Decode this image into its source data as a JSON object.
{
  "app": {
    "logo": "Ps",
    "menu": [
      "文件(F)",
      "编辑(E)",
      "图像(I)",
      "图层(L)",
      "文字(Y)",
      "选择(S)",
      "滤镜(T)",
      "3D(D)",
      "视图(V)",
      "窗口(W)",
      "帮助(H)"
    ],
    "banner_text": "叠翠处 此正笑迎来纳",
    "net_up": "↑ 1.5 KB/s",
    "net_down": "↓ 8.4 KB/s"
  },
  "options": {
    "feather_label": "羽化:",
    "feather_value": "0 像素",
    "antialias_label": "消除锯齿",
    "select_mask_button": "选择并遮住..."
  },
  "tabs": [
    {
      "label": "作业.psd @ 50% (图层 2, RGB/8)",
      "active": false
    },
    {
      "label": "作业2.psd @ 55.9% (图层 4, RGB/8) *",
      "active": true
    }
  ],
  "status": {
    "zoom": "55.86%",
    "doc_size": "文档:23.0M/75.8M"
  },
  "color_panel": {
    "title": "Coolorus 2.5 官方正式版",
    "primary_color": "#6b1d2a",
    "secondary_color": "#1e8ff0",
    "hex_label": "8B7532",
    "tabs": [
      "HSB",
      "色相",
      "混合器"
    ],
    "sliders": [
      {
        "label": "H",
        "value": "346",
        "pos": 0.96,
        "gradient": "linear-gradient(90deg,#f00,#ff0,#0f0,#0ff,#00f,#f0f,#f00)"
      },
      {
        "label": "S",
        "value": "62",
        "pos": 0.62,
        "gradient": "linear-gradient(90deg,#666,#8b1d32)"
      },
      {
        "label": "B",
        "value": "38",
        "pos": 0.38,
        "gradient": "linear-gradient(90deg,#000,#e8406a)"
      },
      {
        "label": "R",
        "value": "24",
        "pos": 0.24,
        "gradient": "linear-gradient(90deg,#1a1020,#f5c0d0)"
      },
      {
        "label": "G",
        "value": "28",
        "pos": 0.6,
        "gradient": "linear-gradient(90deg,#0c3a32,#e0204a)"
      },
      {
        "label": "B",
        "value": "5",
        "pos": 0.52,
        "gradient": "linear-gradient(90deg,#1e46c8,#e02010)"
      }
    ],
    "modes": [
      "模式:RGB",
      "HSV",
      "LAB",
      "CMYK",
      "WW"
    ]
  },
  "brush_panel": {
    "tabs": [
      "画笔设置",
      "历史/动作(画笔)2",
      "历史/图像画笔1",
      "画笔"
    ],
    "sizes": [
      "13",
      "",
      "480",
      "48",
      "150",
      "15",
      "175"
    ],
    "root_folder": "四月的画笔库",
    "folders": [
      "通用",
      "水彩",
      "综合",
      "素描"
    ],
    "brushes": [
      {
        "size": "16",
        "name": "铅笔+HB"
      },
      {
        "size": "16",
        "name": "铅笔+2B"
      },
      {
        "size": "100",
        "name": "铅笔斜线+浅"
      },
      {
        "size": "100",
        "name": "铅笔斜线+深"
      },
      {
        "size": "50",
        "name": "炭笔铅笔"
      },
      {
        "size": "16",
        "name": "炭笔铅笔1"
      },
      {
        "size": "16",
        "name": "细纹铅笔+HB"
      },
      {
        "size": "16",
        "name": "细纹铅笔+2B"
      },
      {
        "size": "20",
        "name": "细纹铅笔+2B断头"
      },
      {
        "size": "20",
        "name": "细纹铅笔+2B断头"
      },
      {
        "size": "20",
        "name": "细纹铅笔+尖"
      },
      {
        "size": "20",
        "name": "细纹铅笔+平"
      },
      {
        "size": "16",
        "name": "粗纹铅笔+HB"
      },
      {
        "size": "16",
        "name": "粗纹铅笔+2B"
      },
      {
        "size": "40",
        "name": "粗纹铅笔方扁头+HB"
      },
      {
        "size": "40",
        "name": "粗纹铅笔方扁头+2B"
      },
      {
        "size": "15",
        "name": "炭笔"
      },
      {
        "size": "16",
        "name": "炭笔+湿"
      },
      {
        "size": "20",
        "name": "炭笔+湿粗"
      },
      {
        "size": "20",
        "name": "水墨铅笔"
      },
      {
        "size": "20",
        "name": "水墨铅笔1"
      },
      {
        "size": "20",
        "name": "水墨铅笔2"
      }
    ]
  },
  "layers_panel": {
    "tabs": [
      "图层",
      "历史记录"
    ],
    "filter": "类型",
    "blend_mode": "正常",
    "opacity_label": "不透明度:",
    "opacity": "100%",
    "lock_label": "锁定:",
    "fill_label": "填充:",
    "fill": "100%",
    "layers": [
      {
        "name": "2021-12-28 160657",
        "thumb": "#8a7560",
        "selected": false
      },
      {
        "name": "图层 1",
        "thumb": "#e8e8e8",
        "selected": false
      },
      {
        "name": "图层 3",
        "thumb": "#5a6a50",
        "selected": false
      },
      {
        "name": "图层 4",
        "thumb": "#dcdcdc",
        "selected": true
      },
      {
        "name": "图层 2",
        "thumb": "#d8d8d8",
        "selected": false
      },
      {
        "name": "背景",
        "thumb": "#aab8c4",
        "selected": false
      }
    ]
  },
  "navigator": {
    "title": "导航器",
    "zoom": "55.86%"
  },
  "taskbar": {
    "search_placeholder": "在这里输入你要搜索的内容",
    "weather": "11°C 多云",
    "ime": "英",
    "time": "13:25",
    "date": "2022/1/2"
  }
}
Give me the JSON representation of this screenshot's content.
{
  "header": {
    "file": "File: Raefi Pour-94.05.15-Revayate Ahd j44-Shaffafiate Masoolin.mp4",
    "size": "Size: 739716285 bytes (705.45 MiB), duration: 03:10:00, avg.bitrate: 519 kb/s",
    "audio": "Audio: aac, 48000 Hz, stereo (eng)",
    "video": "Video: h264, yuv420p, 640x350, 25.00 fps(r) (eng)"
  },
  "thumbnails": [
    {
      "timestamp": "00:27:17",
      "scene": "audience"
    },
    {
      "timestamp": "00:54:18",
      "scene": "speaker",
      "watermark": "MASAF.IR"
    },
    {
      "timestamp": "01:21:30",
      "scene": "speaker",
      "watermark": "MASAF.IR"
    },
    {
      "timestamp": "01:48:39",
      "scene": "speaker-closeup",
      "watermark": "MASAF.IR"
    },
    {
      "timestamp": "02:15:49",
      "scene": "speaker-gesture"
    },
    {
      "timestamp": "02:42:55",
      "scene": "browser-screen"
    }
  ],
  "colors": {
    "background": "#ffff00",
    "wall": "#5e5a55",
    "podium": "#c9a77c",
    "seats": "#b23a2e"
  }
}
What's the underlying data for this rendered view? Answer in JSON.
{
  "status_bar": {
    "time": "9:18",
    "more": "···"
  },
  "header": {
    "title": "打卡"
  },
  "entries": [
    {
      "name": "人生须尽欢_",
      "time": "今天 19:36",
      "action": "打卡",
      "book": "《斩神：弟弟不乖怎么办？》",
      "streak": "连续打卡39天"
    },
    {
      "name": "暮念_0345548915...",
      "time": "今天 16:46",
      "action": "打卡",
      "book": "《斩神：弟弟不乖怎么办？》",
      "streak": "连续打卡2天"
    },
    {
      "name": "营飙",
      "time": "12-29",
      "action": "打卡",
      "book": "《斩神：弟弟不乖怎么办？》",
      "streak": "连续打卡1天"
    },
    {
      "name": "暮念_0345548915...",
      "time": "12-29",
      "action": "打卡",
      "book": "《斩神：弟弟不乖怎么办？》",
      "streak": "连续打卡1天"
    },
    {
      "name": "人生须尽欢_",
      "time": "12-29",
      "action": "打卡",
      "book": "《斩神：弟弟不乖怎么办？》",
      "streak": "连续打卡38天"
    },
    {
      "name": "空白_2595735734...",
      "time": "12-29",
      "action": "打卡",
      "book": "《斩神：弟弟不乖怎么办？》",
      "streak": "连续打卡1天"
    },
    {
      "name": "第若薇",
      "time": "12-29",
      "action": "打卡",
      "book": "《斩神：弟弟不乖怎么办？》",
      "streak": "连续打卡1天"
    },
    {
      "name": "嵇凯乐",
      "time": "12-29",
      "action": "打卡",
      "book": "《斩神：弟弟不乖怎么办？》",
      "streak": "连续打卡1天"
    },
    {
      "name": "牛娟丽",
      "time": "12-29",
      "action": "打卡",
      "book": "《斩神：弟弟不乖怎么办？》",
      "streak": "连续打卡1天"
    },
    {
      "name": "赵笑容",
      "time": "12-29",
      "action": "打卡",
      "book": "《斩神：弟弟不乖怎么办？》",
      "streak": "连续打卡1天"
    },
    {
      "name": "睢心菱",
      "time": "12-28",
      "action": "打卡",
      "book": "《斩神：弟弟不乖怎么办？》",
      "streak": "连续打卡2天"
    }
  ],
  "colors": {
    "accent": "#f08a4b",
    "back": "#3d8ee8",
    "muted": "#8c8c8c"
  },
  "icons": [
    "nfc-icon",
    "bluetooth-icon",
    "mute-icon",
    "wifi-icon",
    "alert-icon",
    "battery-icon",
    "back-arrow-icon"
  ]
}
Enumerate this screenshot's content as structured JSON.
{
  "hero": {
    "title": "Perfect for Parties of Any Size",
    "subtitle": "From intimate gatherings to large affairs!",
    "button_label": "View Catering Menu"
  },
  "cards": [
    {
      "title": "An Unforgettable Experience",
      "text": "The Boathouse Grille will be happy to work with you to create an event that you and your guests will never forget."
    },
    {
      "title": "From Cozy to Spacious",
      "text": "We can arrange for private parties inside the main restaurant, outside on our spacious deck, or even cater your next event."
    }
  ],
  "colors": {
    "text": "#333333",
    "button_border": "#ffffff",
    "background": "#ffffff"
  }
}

**********

Nothing but the lines from the one with "Enumerate this screenshot's" through the last line should be repeated, each exactly as it stands.

RESPONSE TO THIS EXERCISE:
Enumerate this screenshot's content as structured JSON.
{
  "hero": {
    "title": "Perfect for Parties of Any Size",
    "subtitle": "From intimate gatherings to large affairs!",
    "button_label": "View Catering Menu"
  },
  "cards": [
    {
      "title": "An Unforgettable Experience",
      "text": "The Boathouse Grille will be happy to work with you to create an event that you and your guests will never forget."
    },
    {
      "title": "From Cozy to Spacious",
      "text": "We can arrange for private parties inside the main restaurant, outside on our spacious deck, or even cater your next event."
    }
  ],
  "colors": {
    "text": "#333333",
    "button_border": "#ffffff",
    "background": "#ffffff"
  }
}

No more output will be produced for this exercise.